### Dataset rows ###

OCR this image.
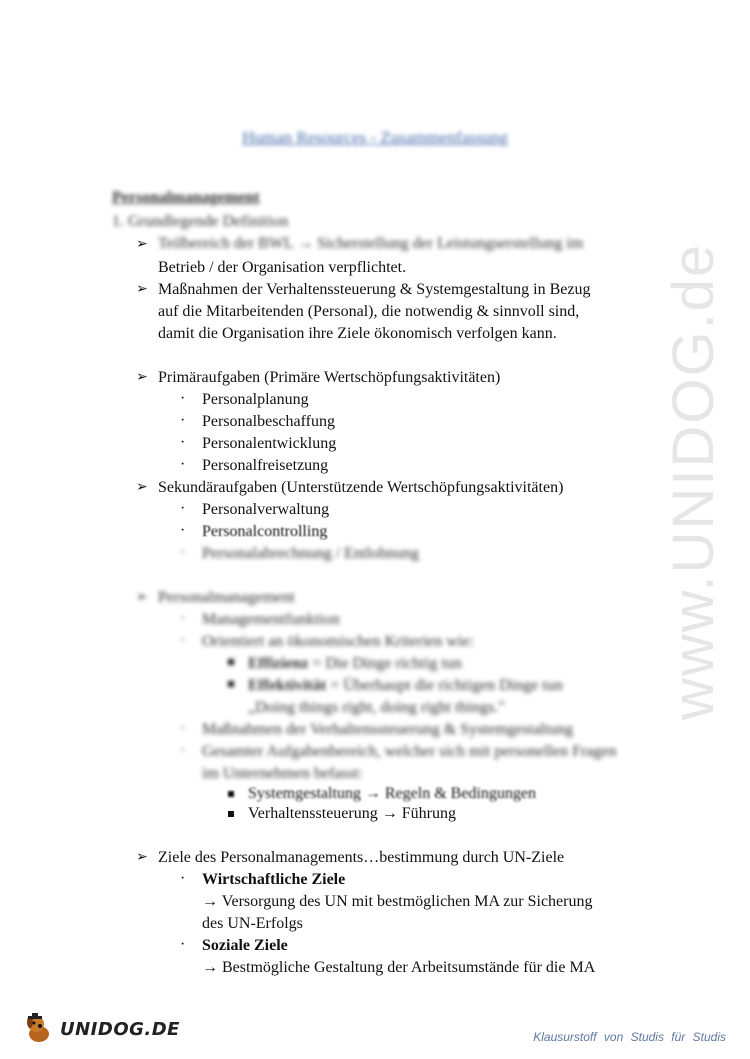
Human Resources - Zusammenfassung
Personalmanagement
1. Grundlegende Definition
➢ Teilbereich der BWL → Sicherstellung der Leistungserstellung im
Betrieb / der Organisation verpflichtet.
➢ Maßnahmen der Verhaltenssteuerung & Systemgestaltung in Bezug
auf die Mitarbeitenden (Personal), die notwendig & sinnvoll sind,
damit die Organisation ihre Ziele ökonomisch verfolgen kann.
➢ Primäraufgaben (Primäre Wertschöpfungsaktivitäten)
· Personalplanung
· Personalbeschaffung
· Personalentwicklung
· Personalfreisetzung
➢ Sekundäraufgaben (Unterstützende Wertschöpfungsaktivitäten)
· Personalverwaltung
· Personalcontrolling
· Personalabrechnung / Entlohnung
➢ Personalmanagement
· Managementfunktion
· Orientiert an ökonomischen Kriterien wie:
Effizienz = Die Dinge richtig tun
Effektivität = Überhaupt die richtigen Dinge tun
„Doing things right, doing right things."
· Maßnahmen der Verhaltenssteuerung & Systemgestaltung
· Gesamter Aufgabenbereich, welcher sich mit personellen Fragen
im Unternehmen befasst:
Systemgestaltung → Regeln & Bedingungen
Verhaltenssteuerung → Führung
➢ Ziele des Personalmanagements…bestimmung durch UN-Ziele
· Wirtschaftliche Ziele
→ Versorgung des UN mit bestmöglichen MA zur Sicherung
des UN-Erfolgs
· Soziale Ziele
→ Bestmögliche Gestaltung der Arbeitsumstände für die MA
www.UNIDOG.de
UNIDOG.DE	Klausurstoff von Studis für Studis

###
### Dataset rows ###

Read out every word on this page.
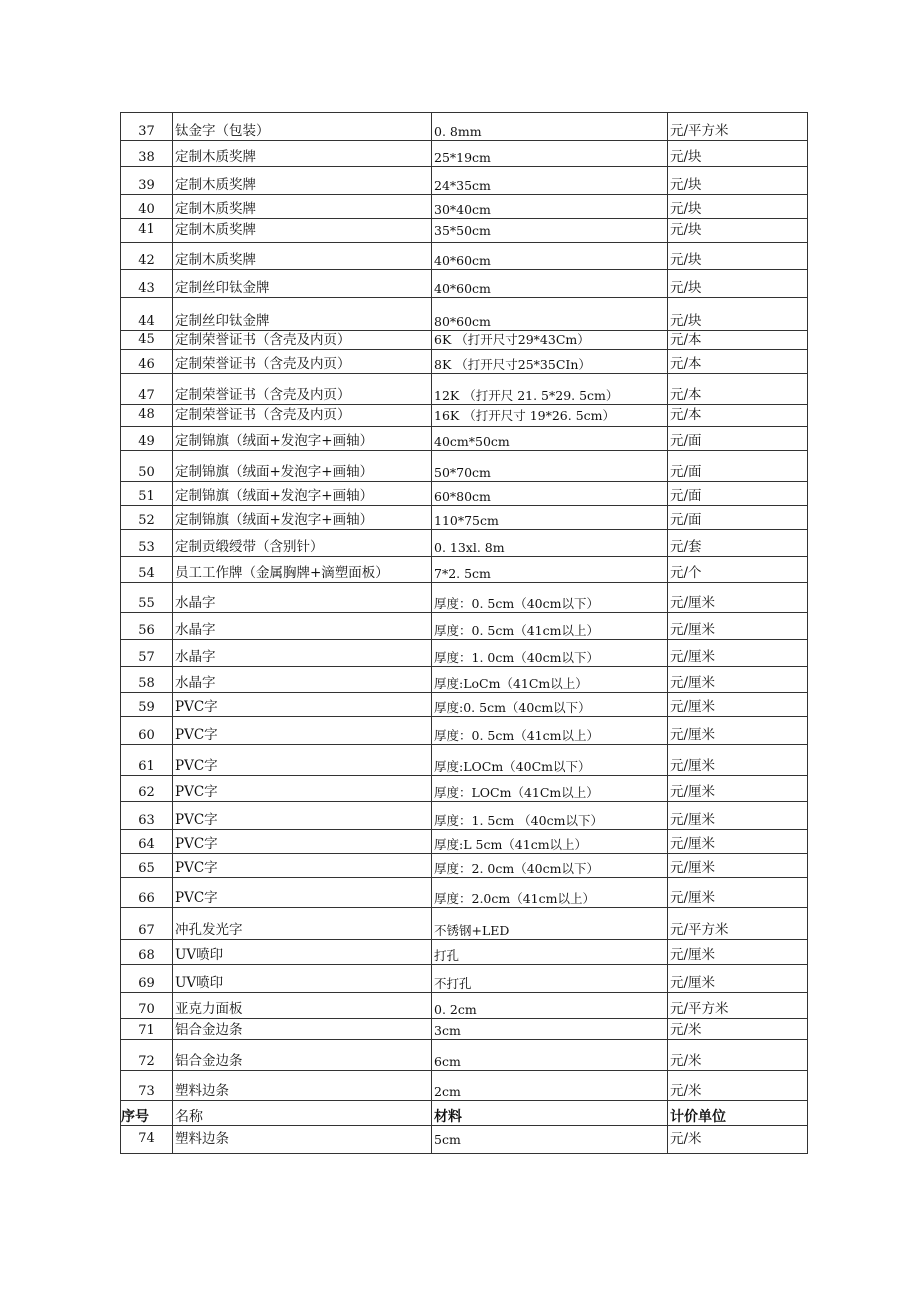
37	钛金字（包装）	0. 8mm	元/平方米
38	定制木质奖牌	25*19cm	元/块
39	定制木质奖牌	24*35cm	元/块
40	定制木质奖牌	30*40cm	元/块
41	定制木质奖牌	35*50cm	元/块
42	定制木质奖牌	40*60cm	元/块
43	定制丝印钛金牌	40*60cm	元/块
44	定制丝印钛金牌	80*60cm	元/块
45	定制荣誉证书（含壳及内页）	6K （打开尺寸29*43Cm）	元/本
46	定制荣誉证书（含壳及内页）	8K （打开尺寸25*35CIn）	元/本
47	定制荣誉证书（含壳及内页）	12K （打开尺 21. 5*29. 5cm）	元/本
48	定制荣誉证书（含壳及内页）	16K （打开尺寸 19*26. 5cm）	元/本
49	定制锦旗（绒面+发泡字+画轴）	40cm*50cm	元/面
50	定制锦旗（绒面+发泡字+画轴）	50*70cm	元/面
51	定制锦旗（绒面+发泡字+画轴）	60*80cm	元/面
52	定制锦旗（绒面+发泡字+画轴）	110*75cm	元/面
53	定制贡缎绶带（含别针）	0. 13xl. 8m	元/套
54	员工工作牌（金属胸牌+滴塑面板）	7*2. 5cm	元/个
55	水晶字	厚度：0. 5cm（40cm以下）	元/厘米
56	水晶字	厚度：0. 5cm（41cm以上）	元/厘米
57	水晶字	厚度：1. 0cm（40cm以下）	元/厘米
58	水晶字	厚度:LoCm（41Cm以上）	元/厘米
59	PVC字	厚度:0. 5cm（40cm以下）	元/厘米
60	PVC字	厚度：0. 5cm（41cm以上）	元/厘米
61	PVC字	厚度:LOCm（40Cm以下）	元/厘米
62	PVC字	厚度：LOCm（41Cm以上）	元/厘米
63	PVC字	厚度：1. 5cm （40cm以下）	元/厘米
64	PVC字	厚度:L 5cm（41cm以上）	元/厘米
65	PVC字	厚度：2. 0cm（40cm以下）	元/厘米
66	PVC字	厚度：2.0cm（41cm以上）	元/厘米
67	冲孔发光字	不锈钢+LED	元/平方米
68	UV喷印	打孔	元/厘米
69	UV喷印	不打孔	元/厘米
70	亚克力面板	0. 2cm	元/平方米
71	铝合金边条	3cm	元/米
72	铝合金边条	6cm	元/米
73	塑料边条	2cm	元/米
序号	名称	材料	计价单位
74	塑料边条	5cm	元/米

###

What to produce:
Say only how many lines in the records carry the word "定制丝印钛金牌".

Output:
2